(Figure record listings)
= Beginning of Section =
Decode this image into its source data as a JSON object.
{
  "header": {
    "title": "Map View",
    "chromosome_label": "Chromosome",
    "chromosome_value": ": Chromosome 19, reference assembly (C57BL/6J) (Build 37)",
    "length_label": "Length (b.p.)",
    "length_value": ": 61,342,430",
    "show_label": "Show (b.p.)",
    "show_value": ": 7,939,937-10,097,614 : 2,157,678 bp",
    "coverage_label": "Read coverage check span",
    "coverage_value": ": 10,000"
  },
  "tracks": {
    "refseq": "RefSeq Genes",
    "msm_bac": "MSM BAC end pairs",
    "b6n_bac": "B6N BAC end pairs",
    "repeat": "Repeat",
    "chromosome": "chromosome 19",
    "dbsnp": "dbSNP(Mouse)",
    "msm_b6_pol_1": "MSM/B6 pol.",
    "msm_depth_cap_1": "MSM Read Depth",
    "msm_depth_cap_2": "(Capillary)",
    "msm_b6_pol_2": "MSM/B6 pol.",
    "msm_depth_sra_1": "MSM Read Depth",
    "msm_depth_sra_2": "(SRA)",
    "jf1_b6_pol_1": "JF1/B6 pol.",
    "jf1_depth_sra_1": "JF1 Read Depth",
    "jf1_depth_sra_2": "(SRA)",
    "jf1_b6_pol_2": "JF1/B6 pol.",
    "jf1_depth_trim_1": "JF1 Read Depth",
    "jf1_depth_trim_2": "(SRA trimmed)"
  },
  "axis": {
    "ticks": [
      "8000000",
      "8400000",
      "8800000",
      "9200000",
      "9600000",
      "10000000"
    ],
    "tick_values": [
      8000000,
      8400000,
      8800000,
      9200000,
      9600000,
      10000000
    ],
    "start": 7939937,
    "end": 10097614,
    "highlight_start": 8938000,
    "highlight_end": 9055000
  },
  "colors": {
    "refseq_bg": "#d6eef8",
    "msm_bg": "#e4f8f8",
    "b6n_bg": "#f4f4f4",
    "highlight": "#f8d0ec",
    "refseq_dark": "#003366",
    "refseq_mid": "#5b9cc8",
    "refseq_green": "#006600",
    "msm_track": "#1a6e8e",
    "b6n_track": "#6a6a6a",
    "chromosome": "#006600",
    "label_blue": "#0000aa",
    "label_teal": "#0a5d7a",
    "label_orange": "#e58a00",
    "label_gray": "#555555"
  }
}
= End of Section =
Instructions to follow
All of the data above needs to be given again exactly.

Solution
Decode this image into its source data as a JSON object.
{
  "header": {
    "title": "Map View",
    "chromosome_label": "Chromosome",
    "chromosome_value": ": Chromosome 19, reference assembly (C57BL/6J) (Build 37)",
    "length_label": "Length (b.p.)",
    "length_value": ": 61,342,430",
    "show_label": "Show (b.p.)",
    "show_value": ": 7,939,937-10,097,614 : 2,157,678 bp",
    "coverage_label": "Read coverage check span",
    "coverage_value": ": 10,000"
  },
  "tracks": {
    "refseq": "RefSeq Genes",
    "msm_bac": "MSM BAC end pairs",
    "b6n_bac": "B6N BAC end pairs",
    "repeat": "Repeat",
    "chromosome": "chromosome 19",
    "dbsnp": "dbSNP(Mouse)",
    "msm_b6_pol_1": "MSM/B6 pol.",
    "msm_depth_cap_1": "MSM Read Depth",
    "msm_depth_cap_2": "(Capillary)",
    "msm_b6_pol_2": "MSM/B6 pol.",
    "msm_depth_sra_1": "MSM Read Depth",
    "msm_depth_sra_2": "(SRA)",
    "jf1_b6_pol_1": "JF1/B6 pol.",
    "jf1_depth_sra_1": "JF1 Read Depth",
    "jf1_depth_sra_2": "(SRA)",
    "jf1_b6_pol_2": "JF1/B6 pol.",
    "jf1_depth_trim_1": "JF1 Read Depth",
    "jf1_depth_trim_2": "(SRA trimmed)"
  },
  "axis": {
    "ticks": [
      "8000000",
      "8400000",
      "8800000",
      "9200000",
      "9600000",
      "10000000"
    ],
    "tick_values": [
      8000000,
      8400000,
      8800000,
      9200000,
      9600000,
      10000000
    ],
    "start": 7939937,
    "end": 10097614,
    "highlight_start": 8938000,
    "highlight_end": 9055000
  },
  "colors": {
    "refseq_bg": "#d6eef8",
    "msm_bg": "#e4f8f8",
    "b6n_bg": "#f4f4f4",
    "highlight": "#f8d0ec",
    "refseq_dark": "#003366",
    "refseq_mid": "#5b9cc8",
    "refseq_green": "#006600",
    "msm_track": "#1a6e8e",
    "b6n_track": "#6a6a6a",
    "chromosome": "#006600",
    "label_blue": "#0000aa",
    "label_teal": "#0a5d7a",
    "label_orange": "#e58a00",
    "label_gray": "#555555"
  }
}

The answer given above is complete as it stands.